[Items from a data source]

[START]

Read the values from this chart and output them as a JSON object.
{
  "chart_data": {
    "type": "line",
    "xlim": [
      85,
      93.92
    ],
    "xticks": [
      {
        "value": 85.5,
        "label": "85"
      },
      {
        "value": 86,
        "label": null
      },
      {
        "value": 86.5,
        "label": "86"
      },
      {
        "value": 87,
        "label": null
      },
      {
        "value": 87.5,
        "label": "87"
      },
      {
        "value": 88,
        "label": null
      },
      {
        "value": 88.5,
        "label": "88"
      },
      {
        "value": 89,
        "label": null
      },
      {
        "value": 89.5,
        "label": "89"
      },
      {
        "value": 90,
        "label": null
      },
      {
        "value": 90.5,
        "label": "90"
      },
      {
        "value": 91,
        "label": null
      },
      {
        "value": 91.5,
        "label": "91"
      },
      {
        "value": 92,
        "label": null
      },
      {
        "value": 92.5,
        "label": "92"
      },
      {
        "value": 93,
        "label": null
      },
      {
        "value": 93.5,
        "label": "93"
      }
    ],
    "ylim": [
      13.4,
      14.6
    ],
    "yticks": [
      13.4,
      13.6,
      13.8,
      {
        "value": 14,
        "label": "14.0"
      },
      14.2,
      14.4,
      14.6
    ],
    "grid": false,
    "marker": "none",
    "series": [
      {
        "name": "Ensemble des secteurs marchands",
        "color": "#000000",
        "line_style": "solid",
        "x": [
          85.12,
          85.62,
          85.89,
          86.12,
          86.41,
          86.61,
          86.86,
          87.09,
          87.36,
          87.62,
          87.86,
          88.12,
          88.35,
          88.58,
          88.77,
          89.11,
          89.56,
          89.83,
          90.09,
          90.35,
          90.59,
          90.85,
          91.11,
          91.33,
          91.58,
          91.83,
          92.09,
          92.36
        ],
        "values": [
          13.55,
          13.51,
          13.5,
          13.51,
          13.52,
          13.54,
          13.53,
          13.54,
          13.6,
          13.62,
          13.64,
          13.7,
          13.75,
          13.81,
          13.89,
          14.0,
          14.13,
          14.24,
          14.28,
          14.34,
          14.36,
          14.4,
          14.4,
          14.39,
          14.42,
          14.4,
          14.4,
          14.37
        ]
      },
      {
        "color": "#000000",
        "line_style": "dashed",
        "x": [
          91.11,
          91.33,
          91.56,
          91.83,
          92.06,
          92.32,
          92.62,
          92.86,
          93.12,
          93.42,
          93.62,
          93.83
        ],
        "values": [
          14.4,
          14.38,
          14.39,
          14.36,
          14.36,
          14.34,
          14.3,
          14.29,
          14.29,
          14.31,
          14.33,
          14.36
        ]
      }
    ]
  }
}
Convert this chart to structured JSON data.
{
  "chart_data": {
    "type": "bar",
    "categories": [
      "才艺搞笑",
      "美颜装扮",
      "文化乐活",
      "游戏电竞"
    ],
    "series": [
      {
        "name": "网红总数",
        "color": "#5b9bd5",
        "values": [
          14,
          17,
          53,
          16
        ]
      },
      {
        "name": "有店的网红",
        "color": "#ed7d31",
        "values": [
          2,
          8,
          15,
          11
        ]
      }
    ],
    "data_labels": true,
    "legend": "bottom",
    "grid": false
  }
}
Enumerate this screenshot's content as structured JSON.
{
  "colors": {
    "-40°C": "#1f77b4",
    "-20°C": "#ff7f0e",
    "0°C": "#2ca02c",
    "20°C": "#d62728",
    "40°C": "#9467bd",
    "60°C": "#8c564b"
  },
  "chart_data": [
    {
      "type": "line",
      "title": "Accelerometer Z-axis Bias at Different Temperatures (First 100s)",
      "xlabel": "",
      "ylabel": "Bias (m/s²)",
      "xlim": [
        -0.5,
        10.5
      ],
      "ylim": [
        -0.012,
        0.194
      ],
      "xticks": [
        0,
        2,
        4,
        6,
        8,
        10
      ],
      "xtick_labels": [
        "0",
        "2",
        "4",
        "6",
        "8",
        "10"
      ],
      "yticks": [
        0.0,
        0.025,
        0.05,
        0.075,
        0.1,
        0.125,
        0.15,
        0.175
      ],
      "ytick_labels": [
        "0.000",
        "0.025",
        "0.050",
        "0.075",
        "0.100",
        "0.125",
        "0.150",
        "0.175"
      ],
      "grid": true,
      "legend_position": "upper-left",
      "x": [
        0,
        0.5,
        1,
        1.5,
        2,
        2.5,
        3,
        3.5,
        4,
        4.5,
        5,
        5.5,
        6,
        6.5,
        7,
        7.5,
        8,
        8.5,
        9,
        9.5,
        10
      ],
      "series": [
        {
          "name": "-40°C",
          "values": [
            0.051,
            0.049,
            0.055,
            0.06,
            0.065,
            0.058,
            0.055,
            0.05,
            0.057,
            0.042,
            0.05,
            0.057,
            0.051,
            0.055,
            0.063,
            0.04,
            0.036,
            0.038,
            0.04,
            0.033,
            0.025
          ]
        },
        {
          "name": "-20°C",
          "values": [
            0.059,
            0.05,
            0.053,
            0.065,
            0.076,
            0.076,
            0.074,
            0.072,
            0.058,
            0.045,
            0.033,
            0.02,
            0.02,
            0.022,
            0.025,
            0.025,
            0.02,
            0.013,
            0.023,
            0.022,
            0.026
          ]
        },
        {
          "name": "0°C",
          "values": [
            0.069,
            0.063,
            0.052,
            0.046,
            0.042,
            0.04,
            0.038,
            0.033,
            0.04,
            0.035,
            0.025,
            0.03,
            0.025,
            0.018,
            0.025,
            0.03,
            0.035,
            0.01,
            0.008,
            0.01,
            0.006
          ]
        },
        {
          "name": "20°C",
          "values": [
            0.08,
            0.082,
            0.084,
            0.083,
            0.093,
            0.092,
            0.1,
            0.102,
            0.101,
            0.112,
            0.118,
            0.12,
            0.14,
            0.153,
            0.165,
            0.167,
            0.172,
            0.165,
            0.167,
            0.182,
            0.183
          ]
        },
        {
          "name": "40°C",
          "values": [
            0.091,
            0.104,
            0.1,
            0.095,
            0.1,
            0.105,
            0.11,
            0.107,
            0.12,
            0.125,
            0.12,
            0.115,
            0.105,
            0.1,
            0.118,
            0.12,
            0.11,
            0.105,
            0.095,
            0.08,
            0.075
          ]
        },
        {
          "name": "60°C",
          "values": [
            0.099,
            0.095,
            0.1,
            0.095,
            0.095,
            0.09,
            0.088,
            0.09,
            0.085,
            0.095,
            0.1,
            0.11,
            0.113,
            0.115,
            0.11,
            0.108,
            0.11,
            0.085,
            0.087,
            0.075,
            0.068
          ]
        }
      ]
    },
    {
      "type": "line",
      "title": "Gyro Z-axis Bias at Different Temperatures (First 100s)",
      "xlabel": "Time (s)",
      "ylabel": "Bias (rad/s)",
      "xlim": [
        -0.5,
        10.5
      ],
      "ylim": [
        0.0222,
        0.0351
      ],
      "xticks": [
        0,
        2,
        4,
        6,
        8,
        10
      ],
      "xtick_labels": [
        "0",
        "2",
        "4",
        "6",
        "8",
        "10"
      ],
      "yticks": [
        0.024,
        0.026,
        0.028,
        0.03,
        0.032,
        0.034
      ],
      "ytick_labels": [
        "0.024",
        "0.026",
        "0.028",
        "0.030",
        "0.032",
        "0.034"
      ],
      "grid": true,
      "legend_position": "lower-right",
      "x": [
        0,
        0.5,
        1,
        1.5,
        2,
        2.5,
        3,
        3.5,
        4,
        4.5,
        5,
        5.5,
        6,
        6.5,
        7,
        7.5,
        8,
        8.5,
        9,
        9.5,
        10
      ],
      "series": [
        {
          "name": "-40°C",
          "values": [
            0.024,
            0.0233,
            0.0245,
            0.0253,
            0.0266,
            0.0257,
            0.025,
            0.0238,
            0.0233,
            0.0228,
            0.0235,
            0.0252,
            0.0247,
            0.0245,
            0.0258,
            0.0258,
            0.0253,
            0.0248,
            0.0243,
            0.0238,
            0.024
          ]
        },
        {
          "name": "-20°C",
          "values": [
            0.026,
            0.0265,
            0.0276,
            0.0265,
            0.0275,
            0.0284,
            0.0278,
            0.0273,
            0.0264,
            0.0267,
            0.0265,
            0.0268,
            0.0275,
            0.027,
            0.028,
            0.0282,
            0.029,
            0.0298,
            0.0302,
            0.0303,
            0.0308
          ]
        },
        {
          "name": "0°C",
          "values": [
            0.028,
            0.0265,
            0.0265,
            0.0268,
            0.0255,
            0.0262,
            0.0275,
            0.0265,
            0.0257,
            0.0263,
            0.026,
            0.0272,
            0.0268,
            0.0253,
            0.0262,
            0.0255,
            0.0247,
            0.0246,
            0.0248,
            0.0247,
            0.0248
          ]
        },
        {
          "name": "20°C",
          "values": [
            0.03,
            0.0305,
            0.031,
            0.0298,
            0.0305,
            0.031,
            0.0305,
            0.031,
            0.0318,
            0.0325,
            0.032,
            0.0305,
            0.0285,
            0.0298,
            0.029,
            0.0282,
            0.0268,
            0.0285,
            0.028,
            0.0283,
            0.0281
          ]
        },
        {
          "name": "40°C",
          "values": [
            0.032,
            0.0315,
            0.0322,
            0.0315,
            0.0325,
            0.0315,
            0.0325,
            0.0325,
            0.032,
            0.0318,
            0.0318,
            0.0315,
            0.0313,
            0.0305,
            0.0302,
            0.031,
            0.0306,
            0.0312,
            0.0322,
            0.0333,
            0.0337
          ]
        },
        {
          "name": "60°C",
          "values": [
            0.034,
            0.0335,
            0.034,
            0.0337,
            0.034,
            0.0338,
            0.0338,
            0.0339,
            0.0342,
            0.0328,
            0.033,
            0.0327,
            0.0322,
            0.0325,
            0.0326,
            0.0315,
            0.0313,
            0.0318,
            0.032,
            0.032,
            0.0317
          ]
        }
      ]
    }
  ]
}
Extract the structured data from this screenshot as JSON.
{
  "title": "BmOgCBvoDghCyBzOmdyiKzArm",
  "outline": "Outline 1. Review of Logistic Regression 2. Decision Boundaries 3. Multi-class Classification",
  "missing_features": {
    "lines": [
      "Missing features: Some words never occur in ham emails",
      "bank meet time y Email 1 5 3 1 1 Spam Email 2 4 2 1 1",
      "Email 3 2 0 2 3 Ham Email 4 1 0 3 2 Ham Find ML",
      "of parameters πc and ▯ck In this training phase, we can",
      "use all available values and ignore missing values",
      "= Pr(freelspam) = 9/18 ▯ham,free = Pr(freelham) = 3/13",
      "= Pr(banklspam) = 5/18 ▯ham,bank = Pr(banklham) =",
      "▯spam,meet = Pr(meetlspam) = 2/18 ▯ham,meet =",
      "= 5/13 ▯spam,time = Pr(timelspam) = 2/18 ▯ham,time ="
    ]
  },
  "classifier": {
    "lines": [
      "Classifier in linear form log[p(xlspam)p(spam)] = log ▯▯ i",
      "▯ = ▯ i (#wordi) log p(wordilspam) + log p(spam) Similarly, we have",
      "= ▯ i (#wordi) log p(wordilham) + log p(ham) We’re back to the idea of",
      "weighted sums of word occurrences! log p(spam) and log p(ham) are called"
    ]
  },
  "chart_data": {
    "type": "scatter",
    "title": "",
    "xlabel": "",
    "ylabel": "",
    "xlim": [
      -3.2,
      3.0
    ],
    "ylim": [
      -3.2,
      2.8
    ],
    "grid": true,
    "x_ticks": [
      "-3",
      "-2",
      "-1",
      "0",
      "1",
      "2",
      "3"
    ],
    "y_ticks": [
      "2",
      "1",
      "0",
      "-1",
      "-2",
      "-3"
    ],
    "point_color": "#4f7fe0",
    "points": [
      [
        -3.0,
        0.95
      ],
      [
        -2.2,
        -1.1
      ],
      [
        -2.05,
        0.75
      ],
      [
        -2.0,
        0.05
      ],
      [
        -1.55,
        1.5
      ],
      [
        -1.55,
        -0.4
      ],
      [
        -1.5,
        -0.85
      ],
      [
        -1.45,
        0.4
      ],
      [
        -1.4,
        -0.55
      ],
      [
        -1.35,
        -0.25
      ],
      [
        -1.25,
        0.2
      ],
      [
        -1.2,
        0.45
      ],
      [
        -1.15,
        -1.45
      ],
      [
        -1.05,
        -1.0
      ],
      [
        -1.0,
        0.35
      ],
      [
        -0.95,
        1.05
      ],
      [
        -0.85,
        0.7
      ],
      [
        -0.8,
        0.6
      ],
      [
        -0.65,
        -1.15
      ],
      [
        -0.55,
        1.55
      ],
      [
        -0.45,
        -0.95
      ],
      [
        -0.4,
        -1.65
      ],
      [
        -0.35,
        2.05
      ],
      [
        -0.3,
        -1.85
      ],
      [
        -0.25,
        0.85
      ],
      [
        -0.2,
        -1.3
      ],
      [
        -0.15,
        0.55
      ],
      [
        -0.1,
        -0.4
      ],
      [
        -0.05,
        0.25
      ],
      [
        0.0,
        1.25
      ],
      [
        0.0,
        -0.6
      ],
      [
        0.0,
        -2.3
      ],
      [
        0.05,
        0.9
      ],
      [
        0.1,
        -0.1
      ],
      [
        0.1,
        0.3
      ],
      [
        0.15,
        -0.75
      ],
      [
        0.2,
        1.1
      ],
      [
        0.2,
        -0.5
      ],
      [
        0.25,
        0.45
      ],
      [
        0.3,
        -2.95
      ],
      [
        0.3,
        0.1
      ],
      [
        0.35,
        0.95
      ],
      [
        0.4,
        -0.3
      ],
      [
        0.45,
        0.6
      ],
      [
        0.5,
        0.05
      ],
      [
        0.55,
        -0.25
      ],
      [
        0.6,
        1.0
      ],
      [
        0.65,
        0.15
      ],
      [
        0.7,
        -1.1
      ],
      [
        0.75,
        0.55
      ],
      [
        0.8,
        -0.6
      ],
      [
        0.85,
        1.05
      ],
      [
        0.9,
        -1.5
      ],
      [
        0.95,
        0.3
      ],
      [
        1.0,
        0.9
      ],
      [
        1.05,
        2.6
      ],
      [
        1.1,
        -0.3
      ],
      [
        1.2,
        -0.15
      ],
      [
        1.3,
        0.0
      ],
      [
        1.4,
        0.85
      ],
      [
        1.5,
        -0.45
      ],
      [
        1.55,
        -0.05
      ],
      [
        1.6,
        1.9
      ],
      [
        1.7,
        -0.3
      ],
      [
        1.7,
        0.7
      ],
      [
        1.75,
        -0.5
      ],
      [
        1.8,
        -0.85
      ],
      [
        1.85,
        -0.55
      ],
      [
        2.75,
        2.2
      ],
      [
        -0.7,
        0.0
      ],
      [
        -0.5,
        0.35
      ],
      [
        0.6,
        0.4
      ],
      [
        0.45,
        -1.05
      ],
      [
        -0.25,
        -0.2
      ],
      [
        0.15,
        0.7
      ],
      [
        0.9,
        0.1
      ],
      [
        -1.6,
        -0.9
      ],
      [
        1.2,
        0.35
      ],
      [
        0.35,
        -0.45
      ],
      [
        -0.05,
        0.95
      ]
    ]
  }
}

[END]

**What you will do**: Extract every line above that contains the word "Temperatures".

**Full solution**:
      "title": "Accelerometer Z-axis Bias at Different Temperatures (First 100s)",
      "title": "Gyro Z-axis Bias at Different Temperatures (First 100s)",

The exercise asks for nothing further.